> WORK TO DO:
Write out each record below exactly as it appears, with no pictures.

> RECORD EXTRACTS:
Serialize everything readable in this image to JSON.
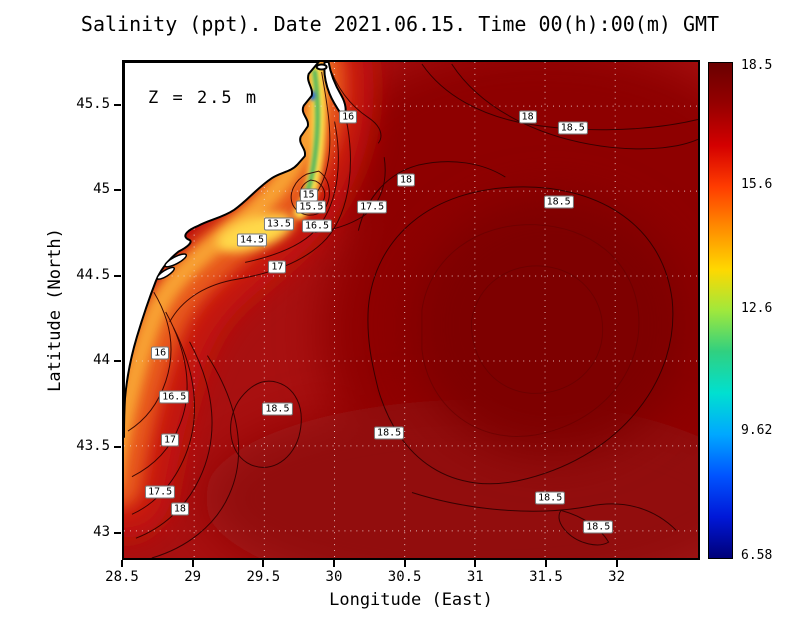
{
  "figure": {
    "title": "Salinity (ppt). Date 2021.06.15. Time 00(h):00(m) GMT",
    "depth_annotation": "Z = 2.5 m",
    "xlabel": "Longitude (East)",
    "ylabel": "Latitude (North)"
  },
  "chart_data": {
    "type": "heatmap",
    "title": "Salinity (ppt). Date 2021.06.15. Time 00(h):00(m) GMT",
    "depth_annotation": "Z = 2.5 m",
    "xlabel": "Longitude (East)",
    "ylabel": "Latitude (North)",
    "x_ticks": [
      28.5,
      29,
      29.5,
      30,
      30.5,
      31,
      31.5,
      32
    ],
    "y_ticks": [
      45.5,
      45,
      44.5,
      44,
      43.5,
      43
    ],
    "x_range": [
      28.5,
      32.59
    ],
    "y_range": [
      42.84,
      45.76
    ],
    "grid": "dashed",
    "field_min_near_coast": 13.5,
    "field_max_offshore": 18.5,
    "colorbar": {
      "position": "right",
      "min": 6.58,
      "max": 18.5,
      "tick_values": [
        18.5,
        15.6,
        12.6,
        9.62,
        6.58
      ],
      "gradient_top_to_bottom": [
        "#6a0000",
        "#960000",
        "#d40000",
        "#ff3c00",
        "#ff8c00",
        "#ffd800",
        "#a0e83c",
        "#30d080",
        "#00e0d0",
        "#00a8ff",
        "#0054ff",
        "#0018d8",
        "#000078"
      ]
    },
    "contour_labels": [
      {
        "value": "16",
        "lon": 30.1,
        "lat": 45.43
      },
      {
        "value": "18",
        "lon": 31.37,
        "lat": 45.43
      },
      {
        "value": "18.5",
        "lon": 31.69,
        "lat": 45.36
      },
      {
        "value": "18",
        "lon": 30.51,
        "lat": 45.06
      },
      {
        "value": "15",
        "lon": 29.82,
        "lat": 44.97
      },
      {
        "value": "15.5",
        "lon": 29.84,
        "lat": 44.9
      },
      {
        "value": "17.5",
        "lon": 30.27,
        "lat": 44.9
      },
      {
        "value": "18.5",
        "lon": 31.59,
        "lat": 44.93
      },
      {
        "value": "13.5",
        "lon": 29.61,
        "lat": 44.8
      },
      {
        "value": "16.5",
        "lon": 29.88,
        "lat": 44.79
      },
      {
        "value": "14.5",
        "lon": 29.42,
        "lat": 44.71
      },
      {
        "value": "17",
        "lon": 29.6,
        "lat": 44.55
      },
      {
        "value": "16",
        "lon": 28.77,
        "lat": 44.05
      },
      {
        "value": "16.5",
        "lon": 28.87,
        "lat": 43.79
      },
      {
        "value": "18.5",
        "lon": 29.6,
        "lat": 43.72
      },
      {
        "value": "17",
        "lon": 28.84,
        "lat": 43.54
      },
      {
        "value": "18.5",
        "lon": 30.39,
        "lat": 43.58
      },
      {
        "value": "17.5",
        "lon": 28.77,
        "lat": 43.24
      },
      {
        "value": "18",
        "lon": 28.91,
        "lat": 43.14
      },
      {
        "value": "18.5",
        "lon": 31.53,
        "lat": 43.2
      },
      {
        "value": "18.5",
        "lon": 31.87,
        "lat": 43.03
      }
    ]
  }
}
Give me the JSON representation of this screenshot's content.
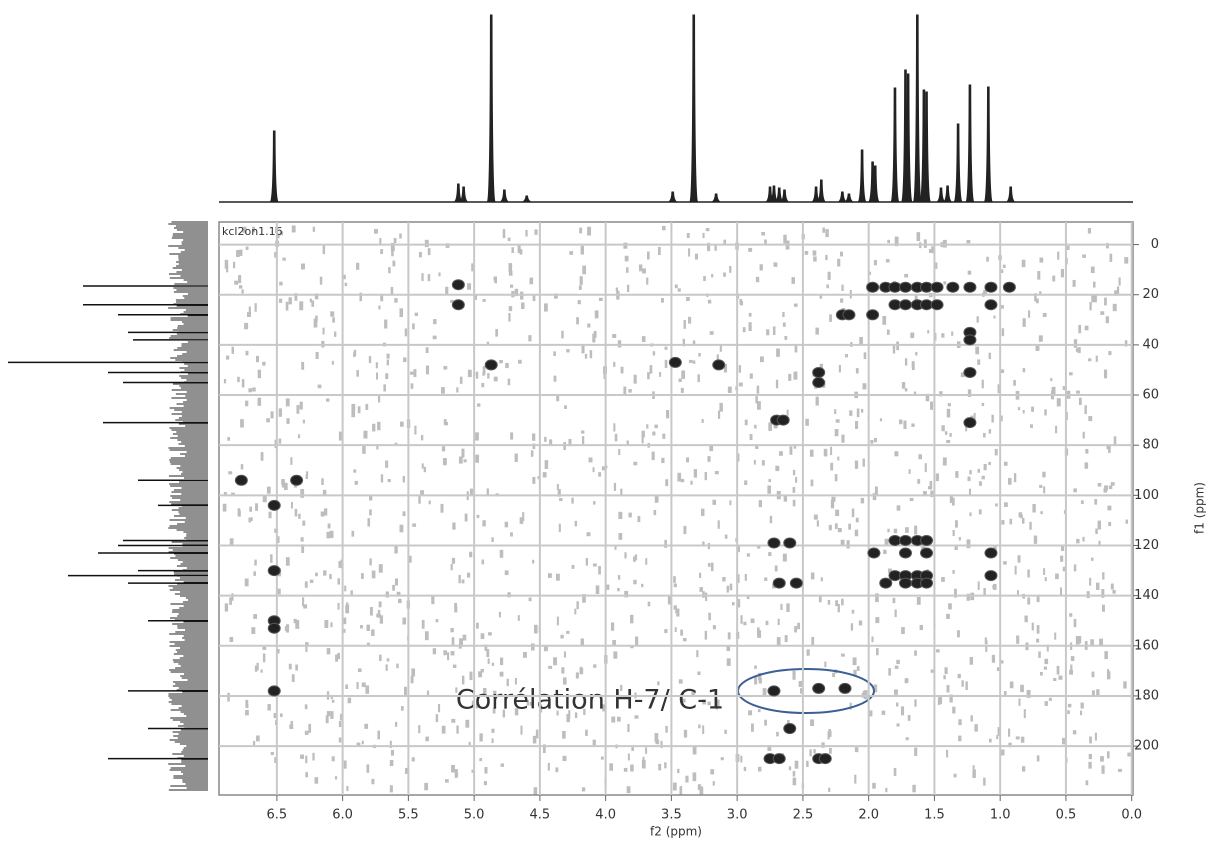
{
  "chart_data": {
    "type": "scatter",
    "dataset_label": "kcl2on1.16",
    "xlabel": "f2 (ppm)",
    "ylabel": "f1 (ppm)",
    "annotation": "Corrélation H-7/ C-1",
    "xlim": [
      6.94,
      -0.01
    ],
    "ylim": [
      -9,
      219.5
    ],
    "xticks": [
      6.5,
      {
        "value": 6,
        "label": "6.0"
      },
      5.5,
      {
        "value": 5,
        "label": "5.0"
      },
      4.5,
      {
        "value": 4,
        "label": "4.0"
      },
      3.5,
      {
        "value": 3,
        "label": "3.0"
      },
      2.5,
      {
        "value": 2,
        "label": "2.0"
      },
      1.5,
      {
        "value": 1,
        "label": "1.0"
      },
      0.5,
      {
        "value": 0,
        "label": "0.0"
      }
    ],
    "yticks": [
      0,
      20,
      40,
      60,
      80,
      100,
      120,
      140,
      160,
      180,
      200
    ],
    "grid": true,
    "color": "#222222",
    "x": [
      6.77,
      6.35,
      6.52,
      6.52,
      6.52,
      6.52,
      6.52,
      5.12,
      5.12,
      4.87,
      3.47,
      3.14,
      1.97,
      1.87,
      1.8,
      1.72,
      1.63,
      1.56,
      1.48,
      1.36,
      1.23,
      1.07,
      0.93,
      1.8,
      1.72,
      1.63,
      1.56,
      1.48,
      1.07,
      2.2,
      2.15,
      1.97,
      1.23,
      1.23,
      1.23,
      1.23,
      2.38,
      2.38,
      2.7,
      2.65,
      2.72,
      2.6,
      1.8,
      1.72,
      1.63,
      1.56,
      1.72,
      1.56,
      1.96,
      1.07,
      1.8,
      1.72,
      1.63,
      1.56,
      1.07,
      1.87,
      1.72,
      1.63,
      1.56,
      2.68,
      2.55,
      2.38,
      2.18,
      2.72,
      2.6,
      2.75,
      2.68,
      2.38,
      2.33
    ],
    "values": [
      94,
      94,
      104,
      130,
      150,
      153,
      178,
      16,
      24,
      48,
      47,
      48,
      17,
      17,
      17,
      17,
      17,
      17,
      17,
      17,
      17,
      17,
      17,
      24,
      24,
      24,
      24,
      24,
      24,
      28,
      28,
      28,
      35,
      38,
      51,
      71,
      51,
      55,
      70,
      70,
      119,
      119,
      118,
      118,
      118,
      118,
      123,
      123,
      123,
      123,
      132,
      132,
      132,
      132,
      132,
      135,
      135,
      135,
      135,
      135,
      135,
      177,
      177,
      178,
      193,
      205,
      205,
      205,
      205
    ],
    "proton_spectrum": {
      "x": [
        6.52,
        5.12,
        5.08,
        4.87,
        4.77,
        4.6,
        3.49,
        3.33,
        3.16,
        2.75,
        2.72,
        2.68,
        2.64,
        2.4,
        2.36,
        2.2,
        2.15,
        2.05,
        1.97,
        1.95,
        1.8,
        1.72,
        1.7,
        1.63,
        1.58,
        1.56,
        1.45,
        1.4,
        1.32,
        1.23,
        1.09,
        0.92
      ],
      "values": [
        71,
        18,
        15,
        187,
        12,
        6,
        10,
        187,
        8,
        15,
        16,
        14,
        12,
        15,
        22,
        10,
        8,
        52,
        40,
        36,
        114,
        132,
        128,
        187,
        112,
        110,
        14,
        16,
        78,
        117,
        115,
        15
      ],
      "ylim": [
        0,
        187
      ]
    },
    "carbon_spectrum": {
      "x": [
        16.5,
        24,
        28,
        35,
        38,
        47,
        51,
        55,
        71,
        94,
        104,
        118,
        120,
        123,
        130,
        132,
        135,
        150,
        178,
        193,
        205
      ],
      "values": [
        125,
        125,
        90,
        80,
        75,
        200,
        100,
        85,
        105,
        70,
        50,
        85,
        90,
        110,
        70,
        140,
        80,
        60,
        80,
        60,
        100
      ],
      "xlim": [
        0,
        200
      ]
    }
  }
}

> COMPLETE RESPONSE:
Serialize everything readable in this image to JSON.
{
  "figure": {
    "title": "Salinity (ppt). Date 2021.06.15. Time 00(h):00(m) GMT",
    "depth_annotation": "Z = 2.5 m",
    "xlabel": "Longitude (East)",
    "ylabel": "Latitude (North)"
  },
  "chart_data": {
    "type": "heatmap",
    "title": "Salinity (ppt). Date 2021.06.15. Time 00(h):00(m) GMT",
    "depth_annotation": "Z = 2.5 m",
    "xlabel": "Longitude (East)",
    "ylabel": "Latitude (North)",
    "x_ticks": [
      28.5,
      29,
      29.5,
      30,
      30.5,
      31,
      31.5,
      32
    ],
    "y_ticks": [
      45.5,
      45,
      44.5,
      44,
      43.5,
      43
    ],
    "x_range": [
      28.5,
      32.59
    ],
    "y_range": [
      42.84,
      45.76
    ],
    "grid": "dashed",
    "field_min_near_coast": 13.5,
    "field_max_offshore": 18.5,
    "colorbar": {
      "position": "right",
      "min": 6.58,
      "max": 18.5,
      "tick_values": [
        18.5,
        15.6,
        12.6,
        9.62,
        6.58
      ],
      "gradient_top_to_bottom": [
        "#6a0000",
        "#960000",
        "#d40000",
        "#ff3c00",
        "#ff8c00",
        "#ffd800",
        "#a0e83c",
        "#30d080",
        "#00e0d0",
        "#00a8ff",
        "#0054ff",
        "#0018d8",
        "#000078"
      ]
    },
    "contour_labels": [
      {
        "value": "16",
        "lon": 30.1,
        "lat": 45.43
      },
      {
        "value": "18",
        "lon": 31.37,
        "lat": 45.43
      },
      {
        "value": "18.5",
        "lon": 31.69,
        "lat": 45.36
      },
      {
        "value": "18",
        "lon": 30.51,
        "lat": 45.06
      },
      {
        "value": "15",
        "lon": 29.82,
        "lat": 44.97
      },
      {
        "value": "15.5",
        "lon": 29.84,
        "lat": 44.9
      },
      {
        "value": "17.5",
        "lon": 30.27,
        "lat": 44.9
      },
      {
        "value": "18.5",
        "lon": 31.59,
        "lat": 44.93
      },
      {
        "value": "13.5",
        "lon": 29.61,
        "lat": 44.8
      },
      {
        "value": "16.5",
        "lon": 29.88,
        "lat": 44.79
      },
      {
        "value": "14.5",
        "lon": 29.42,
        "lat": 44.71
      },
      {
        "value": "17",
        "lon": 29.6,
        "lat": 44.55
      },
      {
        "value": "16",
        "lon": 28.77,
        "lat": 44.05
      },
      {
        "value": "16.5",
        "lon": 28.87,
        "lat": 43.79
      },
      {
        "value": "18.5",
        "lon": 29.6,
        "lat": 43.72
      },
      {
        "value": "17",
        "lon": 28.84,
        "lat": 43.54
      },
      {
        "value": "18.5",
        "lon": 30.39,
        "lat": 43.58
      },
      {
        "value": "17.5",
        "lon": 28.77,
        "lat": 43.24
      },
      {
        "value": "18",
        "lon": 28.91,
        "lat": 43.14
      },
      {
        "value": "18.5",
        "lon": 31.53,
        "lat": 43.2
      },
      {
        "value": "18.5",
        "lon": 31.87,
        "lat": 43.03
      }
    ]
  }
}
Give me the JSON representation of this screenshot's content.
{
  "chart_data": {
    "type": "scatter",
    "dataset_label": "kcl2on1.16",
    "xlabel": "f2 (ppm)",
    "ylabel": "f1 (ppm)",
    "annotation": "Corrélation H-7/ C-1",
    "xlim": [
      6.94,
      -0.01
    ],
    "ylim": [
      -9,
      219.5
    ],
    "xticks": [
      6.5,
      {
        "value": 6,
        "label": "6.0"
      },
      5.5,
      {
        "value": 5,
        "label": "5.0"
      },
      4.5,
      {
        "value": 4,
        "label": "4.0"
      },
      3.5,
      {
        "value": 3,
        "label": "3.0"
      },
      2.5,
      {
        "value": 2,
        "label": "2.0"
      },
      1.5,
      {
        "value": 1,
        "label": "1.0"
      },
      0.5,
      {
        "value": 0,
        "label": "0.0"
      }
    ],
    "yticks": [
      0,
      20,
      40,
      60,
      80,
      100,
      120,
      140,
      160,
      180,
      200
    ],
    "grid": true,
    "color": "#222222",
    "x": [
      6.77,
      6.35,
      6.52,
      6.52,
      6.52,
      6.52,
      6.52,
      5.12,
      5.12,
      4.87,
      3.47,
      3.14,
      1.97,
      1.87,
      1.8,
      1.72,
      1.63,
      1.56,
      1.48,
      1.36,
      1.23,
      1.07,
      0.93,
      1.8,
      1.72,
      1.63,
      1.56,
      1.48,
      1.07,
      2.2,
      2.15,
      1.97,
      1.23,
      1.23,
      1.23,
      1.23,
      2.38,
      2.38,
      2.7,
      2.65,
      2.72,
      2.6,
      1.8,
      1.72,
      1.63,
      1.56,
      1.72,
      1.56,
      1.96,
      1.07,
      1.8,
      1.72,
      1.63,
      1.56,
      1.07,
      1.87,
      1.72,
      1.63,
      1.56,
      2.68,
      2.55,
      2.38,
      2.18,
      2.72,
      2.6,
      2.75,
      2.68,
      2.38,
      2.33
    ],
    "values": [
      94,
      94,
      104,
      130,
      150,
      153,
      178,
      16,
      24,
      48,
      47,
      48,
      17,
      17,
      17,
      17,
      17,
      17,
      17,
      17,
      17,
      17,
      17,
      24,
      24,
      24,
      24,
      24,
      24,
      28,
      28,
      28,
      35,
      38,
      51,
      71,
      51,
      55,
      70,
      70,
      119,
      119,
      118,
      118,
      118,
      118,
      123,
      123,
      123,
      123,
      132,
      132,
      132,
      132,
      132,
      135,
      135,
      135,
      135,
      135,
      135,
      177,
      177,
      178,
      193,
      205,
      205,
      205,
      205
    ],
    "proton_spectrum": {
      "x": [
        6.52,
        5.12,
        5.08,
        4.87,
        4.77,
        4.6,
        3.49,
        3.33,
        3.16,
        2.75,
        2.72,
        2.68,
        2.64,
        2.4,
        2.36,
        2.2,
        2.15,
        2.05,
        1.97,
        1.95,
        1.8,
        1.72,
        1.7,
        1.63,
        1.58,
        1.56,
        1.45,
        1.4,
        1.32,
        1.23,
        1.09,
        0.92
      ],
      "values": [
        71,
        18,
        15,
        187,
        12,
        6,
        10,
        187,
        8,
        15,
        16,
        14,
        12,
        15,
        22,
        10,
        8,
        52,
        40,
        36,
        114,
        132,
        128,
        187,
        112,
        110,
        14,
        16,
        78,
        117,
        115,
        15
      ],
      "ylim": [
        0,
        187
      ]
    },
    "carbon_spectrum": {
      "x": [
        16.5,
        24,
        28,
        35,
        38,
        47,
        51,
        55,
        71,
        94,
        104,
        118,
        120,
        123,
        130,
        132,
        135,
        150,
        178,
        193,
        205
      ],
      "values": [
        125,
        125,
        90,
        80,
        75,
        200,
        100,
        85,
        105,
        70,
        50,
        85,
        90,
        110,
        70,
        140,
        80,
        60,
        80,
        60,
        100
      ],
      "xlim": [
        0,
        200
      ]
    }
  }
}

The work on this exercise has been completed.